◆ GIVEN INSTRUCTION
Take the records underneath and set them down exactly.

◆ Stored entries
* start *
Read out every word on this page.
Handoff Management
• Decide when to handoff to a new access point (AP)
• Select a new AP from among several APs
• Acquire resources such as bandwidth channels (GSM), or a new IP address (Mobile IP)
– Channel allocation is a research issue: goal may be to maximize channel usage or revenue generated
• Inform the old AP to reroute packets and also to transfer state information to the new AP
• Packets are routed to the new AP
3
* end *
◆ SOLUTION
Read out every word on this page.
Handoff Management
• Decide when to handoff to a new access point (AP)
• Select a new AP from among several APs
• Acquire resources such as bandwidth channels (GSM), or a new IP address (Mobile IP)
– Channel allocation is a research issue: goal may be to maximize channel usage or revenue generated
• Inform the old AP to reroute packets and also to transfer state information to the new AP
• Packets are routed to the new AP
3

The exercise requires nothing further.